┏━━

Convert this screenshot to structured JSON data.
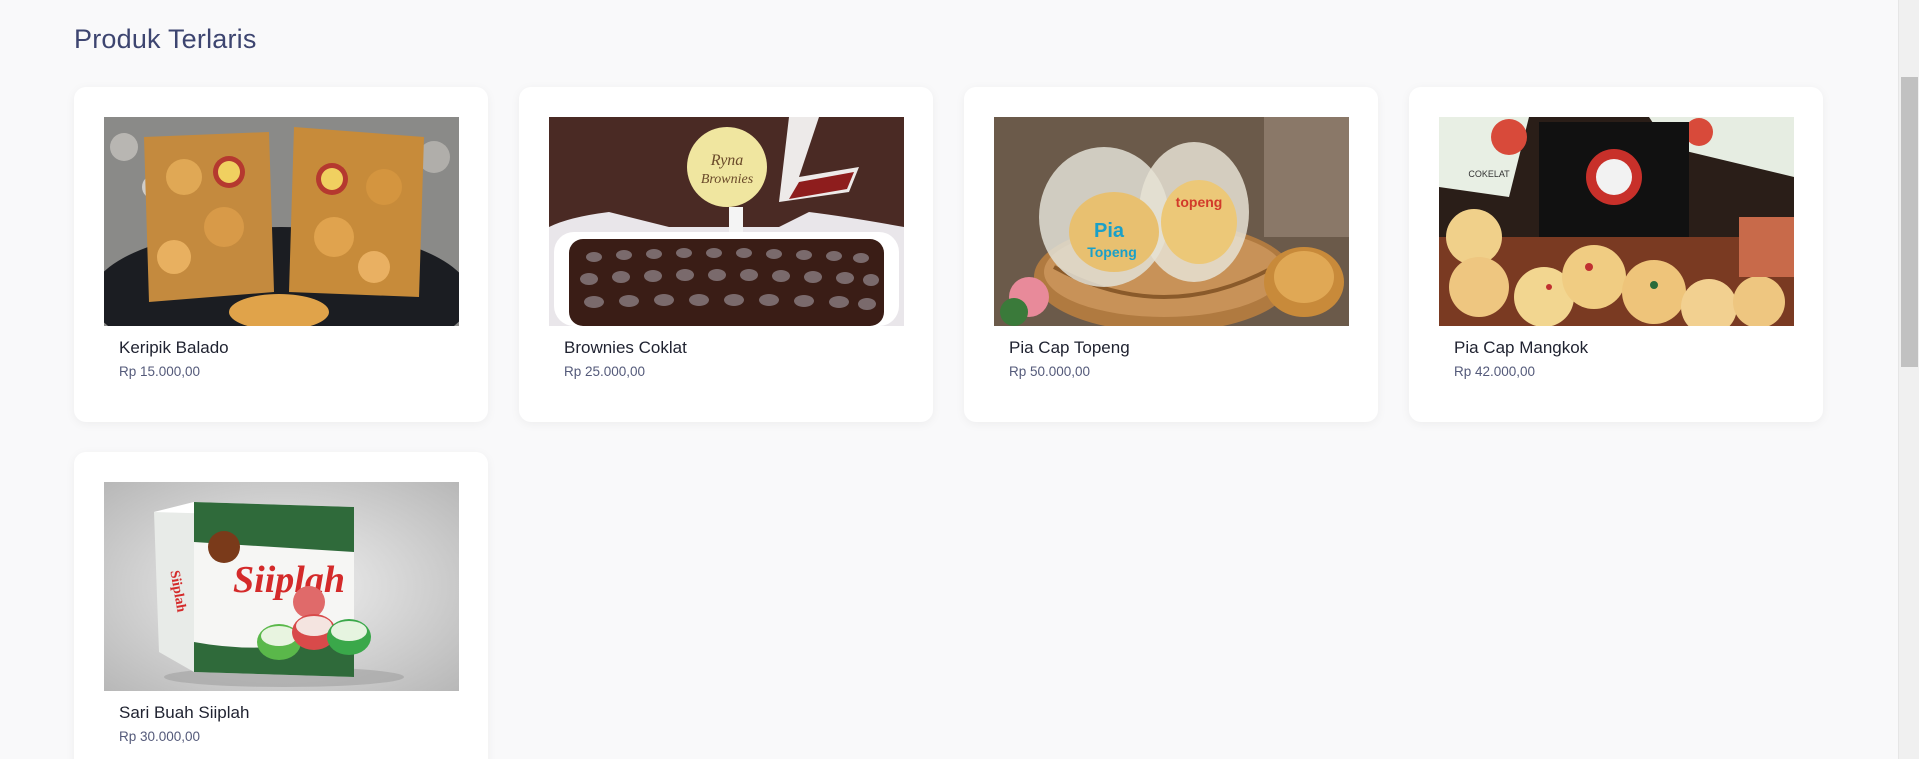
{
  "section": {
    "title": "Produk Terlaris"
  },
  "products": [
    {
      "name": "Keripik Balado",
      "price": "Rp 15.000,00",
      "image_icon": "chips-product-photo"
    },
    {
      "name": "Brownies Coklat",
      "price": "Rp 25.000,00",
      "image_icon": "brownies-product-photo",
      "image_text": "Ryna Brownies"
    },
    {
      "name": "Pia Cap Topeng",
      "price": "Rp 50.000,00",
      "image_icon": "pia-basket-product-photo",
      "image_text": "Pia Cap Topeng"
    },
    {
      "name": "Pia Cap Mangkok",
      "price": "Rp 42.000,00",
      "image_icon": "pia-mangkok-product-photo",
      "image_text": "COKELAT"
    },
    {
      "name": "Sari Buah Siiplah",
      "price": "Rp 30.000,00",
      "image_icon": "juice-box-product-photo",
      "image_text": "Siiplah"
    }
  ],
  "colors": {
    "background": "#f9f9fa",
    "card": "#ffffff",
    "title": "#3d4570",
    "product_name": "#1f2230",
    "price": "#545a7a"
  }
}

┗━━

▸ Problem requirements
Please set down each line of the data above exactly as written, without the pictures.

▸ Solution
Convert this screenshot to structured JSON data.
{
  "section": {
    "title": "Produk Terlaris"
  },
  "products": [
    {
      "name": "Keripik Balado",
      "price": "Rp 15.000,00",
      "image_icon": "chips-product-photo"
    },
    {
      "name": "Brownies Coklat",
      "price": "Rp 25.000,00",
      "image_icon": "brownies-product-photo",
      "image_text": "Ryna Brownies"
    },
    {
      "name": "Pia Cap Topeng",
      "price": "Rp 50.000,00",
      "image_icon": "pia-basket-product-photo",
      "image_text": "Pia Cap Topeng"
    },
    {
      "name": "Pia Cap Mangkok",
      "price": "Rp 42.000,00",
      "image_icon": "pia-mangkok-product-photo",
      "image_text": "COKELAT"
    },
    {
      "name": "Sari Buah Siiplah",
      "price": "Rp 30.000,00",
      "image_icon": "juice-box-product-photo",
      "image_text": "Siiplah"
    }
  ],
  "colors": {
    "background": "#f9f9fa",
    "card": "#ffffff",
    "title": "#3d4570",
    "product_name": "#1f2230",
    "price": "#545a7a"
  }
}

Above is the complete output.